• [Entries taken from a collection]:

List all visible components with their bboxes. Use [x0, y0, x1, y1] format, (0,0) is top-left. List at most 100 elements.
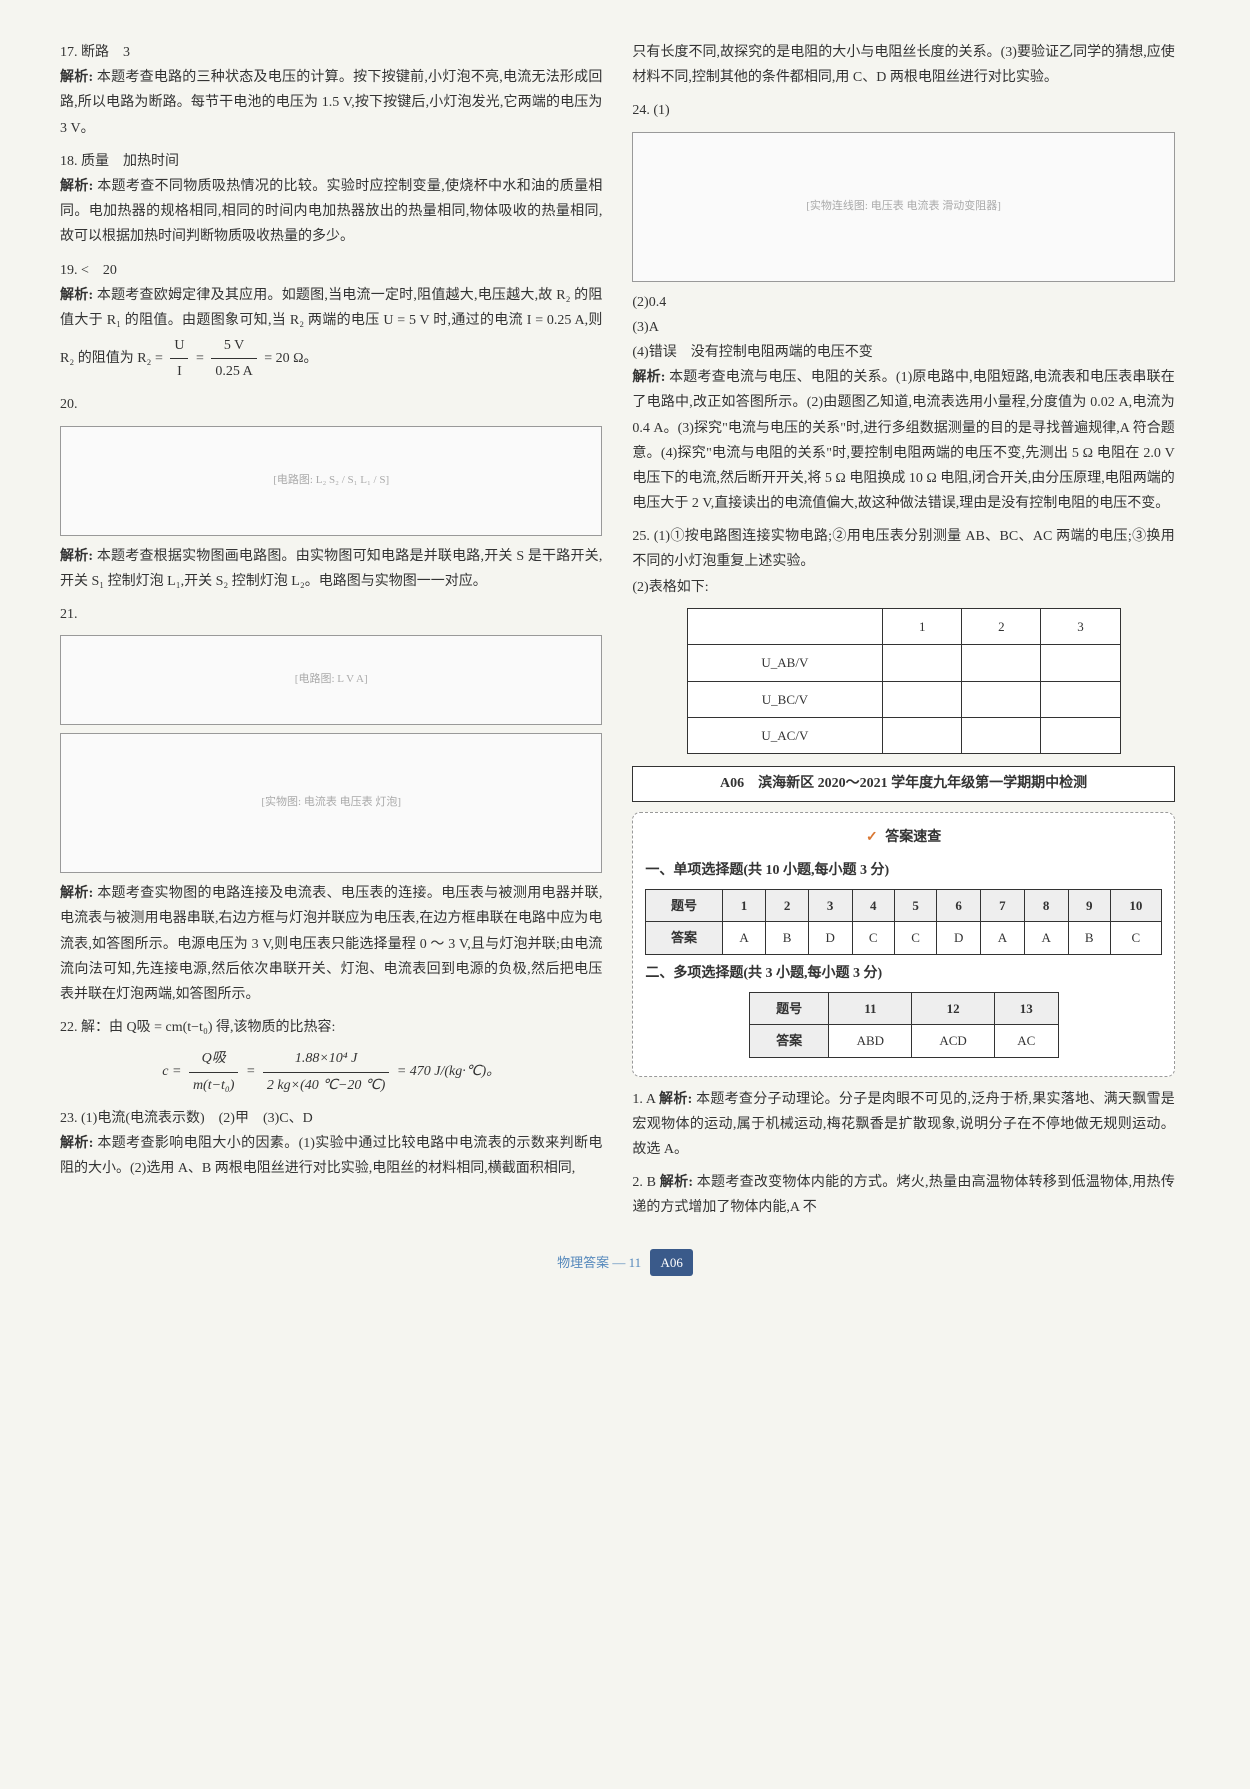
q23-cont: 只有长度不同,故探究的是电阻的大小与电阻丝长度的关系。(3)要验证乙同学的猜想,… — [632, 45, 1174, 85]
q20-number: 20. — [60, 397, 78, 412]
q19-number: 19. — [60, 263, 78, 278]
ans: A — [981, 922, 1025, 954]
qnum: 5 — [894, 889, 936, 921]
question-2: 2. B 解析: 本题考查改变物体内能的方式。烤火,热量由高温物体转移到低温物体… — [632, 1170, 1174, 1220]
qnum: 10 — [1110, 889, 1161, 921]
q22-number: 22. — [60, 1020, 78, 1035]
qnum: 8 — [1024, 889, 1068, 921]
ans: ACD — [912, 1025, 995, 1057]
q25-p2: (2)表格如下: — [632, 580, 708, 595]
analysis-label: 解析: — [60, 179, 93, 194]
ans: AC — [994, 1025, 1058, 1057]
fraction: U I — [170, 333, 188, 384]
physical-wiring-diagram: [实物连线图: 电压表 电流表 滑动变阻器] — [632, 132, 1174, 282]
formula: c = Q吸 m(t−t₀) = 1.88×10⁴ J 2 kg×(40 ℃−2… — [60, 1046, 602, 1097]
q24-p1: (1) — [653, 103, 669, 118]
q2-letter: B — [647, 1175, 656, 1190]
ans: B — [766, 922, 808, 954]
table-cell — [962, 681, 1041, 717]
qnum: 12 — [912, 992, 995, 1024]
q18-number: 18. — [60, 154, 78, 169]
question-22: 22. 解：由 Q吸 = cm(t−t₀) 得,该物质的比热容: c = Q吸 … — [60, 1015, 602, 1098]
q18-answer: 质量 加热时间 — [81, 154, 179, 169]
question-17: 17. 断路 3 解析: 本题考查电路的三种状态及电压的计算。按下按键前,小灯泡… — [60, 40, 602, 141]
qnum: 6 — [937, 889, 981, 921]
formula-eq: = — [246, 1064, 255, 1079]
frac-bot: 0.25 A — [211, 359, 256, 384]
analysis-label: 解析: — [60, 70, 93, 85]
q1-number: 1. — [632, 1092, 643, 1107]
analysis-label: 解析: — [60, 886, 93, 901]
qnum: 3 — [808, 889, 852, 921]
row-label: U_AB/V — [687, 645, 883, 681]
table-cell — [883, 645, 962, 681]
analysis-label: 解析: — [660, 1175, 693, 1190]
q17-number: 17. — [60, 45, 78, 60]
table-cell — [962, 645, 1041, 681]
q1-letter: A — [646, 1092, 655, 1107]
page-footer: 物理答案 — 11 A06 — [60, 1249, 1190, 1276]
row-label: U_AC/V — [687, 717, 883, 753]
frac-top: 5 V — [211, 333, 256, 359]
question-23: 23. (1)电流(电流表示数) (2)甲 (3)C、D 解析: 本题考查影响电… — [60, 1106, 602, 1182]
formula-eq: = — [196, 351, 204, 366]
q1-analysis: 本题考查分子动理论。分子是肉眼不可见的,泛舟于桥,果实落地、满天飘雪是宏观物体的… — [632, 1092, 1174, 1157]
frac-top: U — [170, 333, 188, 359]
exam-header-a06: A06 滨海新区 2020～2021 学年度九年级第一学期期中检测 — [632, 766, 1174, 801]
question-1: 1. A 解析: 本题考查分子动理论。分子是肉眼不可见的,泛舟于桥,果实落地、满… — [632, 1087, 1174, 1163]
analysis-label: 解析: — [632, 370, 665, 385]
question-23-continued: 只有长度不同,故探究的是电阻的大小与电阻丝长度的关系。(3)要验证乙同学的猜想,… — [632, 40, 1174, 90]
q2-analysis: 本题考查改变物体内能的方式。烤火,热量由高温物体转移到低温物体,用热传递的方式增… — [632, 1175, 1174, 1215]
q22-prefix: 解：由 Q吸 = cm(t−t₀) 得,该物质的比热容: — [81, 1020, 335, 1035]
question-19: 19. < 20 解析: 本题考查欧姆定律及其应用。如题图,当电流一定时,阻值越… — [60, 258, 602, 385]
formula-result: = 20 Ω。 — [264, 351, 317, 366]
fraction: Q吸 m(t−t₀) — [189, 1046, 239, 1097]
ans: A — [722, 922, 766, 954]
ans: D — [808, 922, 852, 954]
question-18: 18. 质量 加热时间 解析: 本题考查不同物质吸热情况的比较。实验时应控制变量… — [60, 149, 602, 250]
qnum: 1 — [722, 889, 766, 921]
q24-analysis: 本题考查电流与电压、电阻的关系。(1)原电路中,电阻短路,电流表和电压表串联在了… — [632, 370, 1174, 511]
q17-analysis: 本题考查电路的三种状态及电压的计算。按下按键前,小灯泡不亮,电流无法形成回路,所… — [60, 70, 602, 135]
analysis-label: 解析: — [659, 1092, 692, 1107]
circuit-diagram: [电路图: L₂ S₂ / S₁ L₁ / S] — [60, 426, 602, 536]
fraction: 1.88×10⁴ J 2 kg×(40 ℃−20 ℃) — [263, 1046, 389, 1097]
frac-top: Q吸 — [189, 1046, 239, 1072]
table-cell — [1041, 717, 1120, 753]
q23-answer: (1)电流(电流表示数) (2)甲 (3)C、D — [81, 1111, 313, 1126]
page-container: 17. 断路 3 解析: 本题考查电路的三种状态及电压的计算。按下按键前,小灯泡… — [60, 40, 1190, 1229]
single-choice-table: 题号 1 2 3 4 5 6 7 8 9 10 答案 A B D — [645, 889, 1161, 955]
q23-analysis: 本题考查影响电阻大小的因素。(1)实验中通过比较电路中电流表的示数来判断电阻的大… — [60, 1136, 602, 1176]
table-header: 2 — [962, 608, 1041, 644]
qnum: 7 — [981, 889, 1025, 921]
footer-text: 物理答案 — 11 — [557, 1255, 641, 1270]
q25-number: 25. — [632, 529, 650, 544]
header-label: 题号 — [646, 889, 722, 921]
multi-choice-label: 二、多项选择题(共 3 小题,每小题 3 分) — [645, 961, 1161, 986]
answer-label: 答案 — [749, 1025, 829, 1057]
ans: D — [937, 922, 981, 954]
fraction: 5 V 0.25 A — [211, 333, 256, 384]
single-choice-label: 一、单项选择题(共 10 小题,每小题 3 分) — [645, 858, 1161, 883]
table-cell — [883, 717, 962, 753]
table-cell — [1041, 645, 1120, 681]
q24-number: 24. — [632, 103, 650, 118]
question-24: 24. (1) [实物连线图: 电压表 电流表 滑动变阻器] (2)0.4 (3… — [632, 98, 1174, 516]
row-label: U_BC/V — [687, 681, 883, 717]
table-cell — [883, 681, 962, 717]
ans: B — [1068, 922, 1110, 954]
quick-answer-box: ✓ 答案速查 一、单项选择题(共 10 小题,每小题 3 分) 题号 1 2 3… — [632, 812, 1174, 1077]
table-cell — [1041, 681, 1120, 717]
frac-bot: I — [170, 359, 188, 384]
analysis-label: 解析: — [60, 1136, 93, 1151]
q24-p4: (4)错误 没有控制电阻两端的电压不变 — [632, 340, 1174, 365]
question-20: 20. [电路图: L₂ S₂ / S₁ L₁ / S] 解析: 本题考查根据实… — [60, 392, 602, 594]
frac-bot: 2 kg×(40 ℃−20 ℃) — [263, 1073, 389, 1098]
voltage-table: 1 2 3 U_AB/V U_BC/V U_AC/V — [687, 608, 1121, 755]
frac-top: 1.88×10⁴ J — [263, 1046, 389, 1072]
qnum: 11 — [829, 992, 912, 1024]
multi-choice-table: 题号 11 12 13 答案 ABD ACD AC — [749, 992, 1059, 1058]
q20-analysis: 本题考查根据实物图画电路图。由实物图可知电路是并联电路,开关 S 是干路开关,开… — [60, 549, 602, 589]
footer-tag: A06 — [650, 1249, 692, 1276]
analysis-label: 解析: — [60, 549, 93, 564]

• [Exercise directions]: Copy the records above word for word, beginning with the line that contains "q23-cont: 只有长度不同,故探究的是电阻的大小与电阻丝长度的关系。(3)要验证乙同学的猜想,… —" and ending with the line that contains "q2-analysis: 本题考查改变物体内能的方式。烤火,热量由高温物体转移到低温物体,用热传递的方式增… —". Include both of those lines.

• [Output for this task]:
q23-cont: 只有长度不同,故探究的是电阻的大小与电阻丝长度的关系。(3)要验证乙同学的猜想,… — [632, 45, 1174, 85]
q20-number: 20. — [60, 397, 78, 412]
q19-number: 19. — [60, 263, 78, 278]
ans: A — [981, 922, 1025, 954]
qnum: 5 — [894, 889, 936, 921]
question-2: 2. B 解析: 本题考查改变物体内能的方式。烤火,热量由高温物体转移到低温物体… — [632, 1170, 1174, 1220]
qnum: 10 — [1110, 889, 1161, 921]
q22-number: 22. — [60, 1020, 78, 1035]
qnum: 8 — [1024, 889, 1068, 921]
ans: ACD — [912, 1025, 995, 1057]
q25-p2: (2)表格如下: — [632, 580, 708, 595]
analysis-label: 解析: — [60, 179, 93, 194]
ans: AC — [994, 1025, 1058, 1057]
fraction: U I — [170, 333, 188, 384]
physical-wiring-diagram: [实物连线图: 电压表 电流表 滑动变阻器] — [632, 132, 1174, 282]
formula: c = Q吸 m(t−t₀) = 1.88×10⁴ J 2 kg×(40 ℃−2… — [60, 1046, 602, 1097]
q24-p1: (1) — [653, 103, 669, 118]
q2-letter: B — [647, 1175, 656, 1190]
ans: B — [766, 922, 808, 954]
table-cell — [962, 681, 1041, 717]
qnum: 12 — [912, 992, 995, 1024]
q18-number: 18. — [60, 154, 78, 169]
question-22: 22. 解：由 Q吸 = cm(t−t₀) 得,该物质的比热容: c = Q吸 … — [60, 1015, 602, 1098]
q18-answer: 质量 加热时间 — [81, 154, 179, 169]
question-17: 17. 断路 3 解析: 本题考查电路的三种状态及电压的计算。按下按键前,小灯泡… — [60, 40, 602, 141]
qnum: 6 — [937, 889, 981, 921]
formula-eq: = — [246, 1064, 255, 1079]
frac-bot: 0.25 A — [211, 359, 256, 384]
analysis-label: 解析: — [60, 70, 93, 85]
q1-number: 1. — [632, 1092, 643, 1107]
analysis-label: 解析: — [60, 886, 93, 901]
qnum: 3 — [808, 889, 852, 921]
row-label: U_AB/V — [687, 645, 883, 681]
table-cell — [883, 645, 962, 681]
analysis-label: 解析: — [660, 1175, 693, 1190]
q17-number: 17. — [60, 45, 78, 60]
table-cell — [962, 645, 1041, 681]
q1-letter: A — [646, 1092, 655, 1107]
page-footer: 物理答案 — 11 A06 — [60, 1249, 1190, 1276]
row-label: U_AC/V — [687, 717, 883, 753]
frac-top: 5 V — [211, 333, 256, 359]
question-23: 23. (1)电流(电流表示数) (2)甲 (3)C、D 解析: 本题考查影响电… — [60, 1106, 602, 1182]
formula-eq: = — [196, 351, 204, 366]
q1-analysis: 本题考查分子动理论。分子是肉眼不可见的,泛舟于桥,果实落地、满天飘雪是宏观物体的… — [632, 1092, 1174, 1157]
frac-top: U — [170, 333, 188, 359]
exam-header-a06: A06 滨海新区 2020～2021 学年度九年级第一学期期中检测 — [632, 766, 1174, 801]
question-1: 1. A 解析: 本题考查分子动理论。分子是肉眼不可见的,泛舟于桥,果实落地、满… — [632, 1087, 1174, 1163]
analysis-label: 解析: — [632, 370, 665, 385]
question-23-continued: 只有长度不同,故探究的是电阻的大小与电阻丝长度的关系。(3)要验证乙同学的猜想,… — [632, 40, 1174, 90]
q2-analysis: 本题考查改变物体内能的方式。烤火,热量由高温物体转移到低温物体,用热传递的方式增… — [632, 1175, 1174, 1215]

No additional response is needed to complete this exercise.